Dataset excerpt
start

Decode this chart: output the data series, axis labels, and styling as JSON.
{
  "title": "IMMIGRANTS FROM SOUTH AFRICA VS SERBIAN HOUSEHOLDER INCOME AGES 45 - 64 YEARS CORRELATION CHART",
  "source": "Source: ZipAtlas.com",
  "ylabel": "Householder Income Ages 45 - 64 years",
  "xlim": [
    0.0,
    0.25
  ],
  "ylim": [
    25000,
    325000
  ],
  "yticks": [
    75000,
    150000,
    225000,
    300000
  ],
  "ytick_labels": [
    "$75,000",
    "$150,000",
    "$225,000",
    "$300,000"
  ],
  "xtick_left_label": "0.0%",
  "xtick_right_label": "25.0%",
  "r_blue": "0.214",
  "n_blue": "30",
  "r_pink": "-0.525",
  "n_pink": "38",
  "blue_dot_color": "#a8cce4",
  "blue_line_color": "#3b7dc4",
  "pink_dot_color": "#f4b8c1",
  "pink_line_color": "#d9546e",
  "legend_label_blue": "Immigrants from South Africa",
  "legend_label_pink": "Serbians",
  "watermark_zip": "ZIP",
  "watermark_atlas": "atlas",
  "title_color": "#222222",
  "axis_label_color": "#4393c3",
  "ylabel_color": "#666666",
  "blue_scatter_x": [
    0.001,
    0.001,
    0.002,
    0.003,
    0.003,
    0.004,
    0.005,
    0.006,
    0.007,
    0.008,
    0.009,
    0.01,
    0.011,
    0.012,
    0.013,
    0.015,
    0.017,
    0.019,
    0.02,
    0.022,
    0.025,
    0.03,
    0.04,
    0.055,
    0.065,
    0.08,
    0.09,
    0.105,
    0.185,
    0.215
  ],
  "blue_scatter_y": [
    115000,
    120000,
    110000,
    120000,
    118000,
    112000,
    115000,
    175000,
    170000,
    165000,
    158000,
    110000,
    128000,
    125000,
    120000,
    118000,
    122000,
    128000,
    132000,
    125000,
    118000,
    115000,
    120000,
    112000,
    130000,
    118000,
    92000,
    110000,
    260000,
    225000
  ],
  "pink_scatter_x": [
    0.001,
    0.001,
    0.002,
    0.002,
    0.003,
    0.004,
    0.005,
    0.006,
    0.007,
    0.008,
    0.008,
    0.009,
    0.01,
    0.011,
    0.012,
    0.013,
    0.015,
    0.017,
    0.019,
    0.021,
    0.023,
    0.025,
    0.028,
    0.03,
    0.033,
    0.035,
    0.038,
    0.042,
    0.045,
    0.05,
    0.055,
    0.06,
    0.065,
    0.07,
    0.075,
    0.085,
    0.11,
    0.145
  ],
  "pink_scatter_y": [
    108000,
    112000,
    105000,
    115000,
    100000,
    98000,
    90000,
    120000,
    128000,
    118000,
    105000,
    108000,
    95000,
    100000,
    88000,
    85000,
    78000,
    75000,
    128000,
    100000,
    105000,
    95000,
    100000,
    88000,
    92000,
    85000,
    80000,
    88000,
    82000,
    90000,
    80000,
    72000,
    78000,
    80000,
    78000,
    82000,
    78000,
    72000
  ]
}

end

> **Exercise instructions**
Extract each line of the listing above, copying it word for word.

> **Answer below**
Decode this chart: output the data series, axis labels, and styling as JSON.
{
  "title": "IMMIGRANTS FROM SOUTH AFRICA VS SERBIAN HOUSEHOLDER INCOME AGES 45 - 64 YEARS CORRELATION CHART",
  "source": "Source: ZipAtlas.com",
  "ylabel": "Householder Income Ages 45 - 64 years",
  "xlim": [
    0.0,
    0.25
  ],
  "ylim": [
    25000,
    325000
  ],
  "yticks": [
    75000,
    150000,
    225000,
    300000
  ],
  "ytick_labels": [
    "$75,000",
    "$150,000",
    "$225,000",
    "$300,000"
  ],
  "xtick_left_label": "0.0%",
  "xtick_right_label": "25.0%",
  "r_blue": "0.214",
  "n_blue": "30",
  "r_pink": "-0.525",
  "n_pink": "38",
  "blue_dot_color": "#a8cce4",
  "blue_line_color": "#3b7dc4",
  "pink_dot_color": "#f4b8c1",
  "pink_line_color": "#d9546e",
  "legend_label_blue": "Immigrants from South Africa",
  "legend_label_pink": "Serbians",
  "watermark_zip": "ZIP",
  "watermark_atlas": "atlas",
  "title_color": "#222222",
  "axis_label_color": "#4393c3",
  "ylabel_color": "#666666",
  "blue_scatter_x": [
    0.001,
    0.001,
    0.002,
    0.003,
    0.003,
    0.004,
    0.005,
    0.006,
    0.007,
    0.008,
    0.009,
    0.01,
    0.011,
    0.012,
    0.013,
    0.015,
    0.017,
    0.019,
    0.02,
    0.022,
    0.025,
    0.03,
    0.04,
    0.055,
    0.065,
    0.08,
    0.09,
    0.105,
    0.185,
    0.215
  ],
  "blue_scatter_y": [
    115000,
    120000,
    110000,
    120000,
    118000,
    112000,
    115000,
    175000,
    170000,
    165000,
    158000,
    110000,
    128000,
    125000,
    120000,
    118000,
    122000,
    128000,
    132000,
    125000,
    118000,
    115000,
    120000,
    112000,
    130000,
    118000,
    92000,
    110000,
    260000,
    225000
  ],
  "pink_scatter_x": [
    0.001,
    0.001,
    0.002,
    0.002,
    0.003,
    0.004,
    0.005,
    0.006,
    0.007,
    0.008,
    0.008,
    0.009,
    0.01,
    0.011,
    0.012,
    0.013,
    0.015,
    0.017,
    0.019,
    0.021,
    0.023,
    0.025,
    0.028,
    0.03,
    0.033,
    0.035,
    0.038,
    0.042,
    0.045,
    0.05,
    0.055,
    0.06,
    0.065,
    0.07,
    0.075,
    0.085,
    0.11,
    0.145
  ],
  "pink_scatter_y": [
    108000,
    112000,
    105000,
    115000,
    100000,
    98000,
    90000,
    120000,
    128000,
    118000,
    105000,
    108000,
    95000,
    100000,
    88000,
    85000,
    78000,
    75000,
    128000,
    100000,
    105000,
    95000,
    100000,
    88000,
    92000,
    85000,
    80000,
    88000,
    82000,
    90000,
    80000,
    72000,
    78000,
    80000,
    78000,
    82000,
    78000,
    72000
  ]
}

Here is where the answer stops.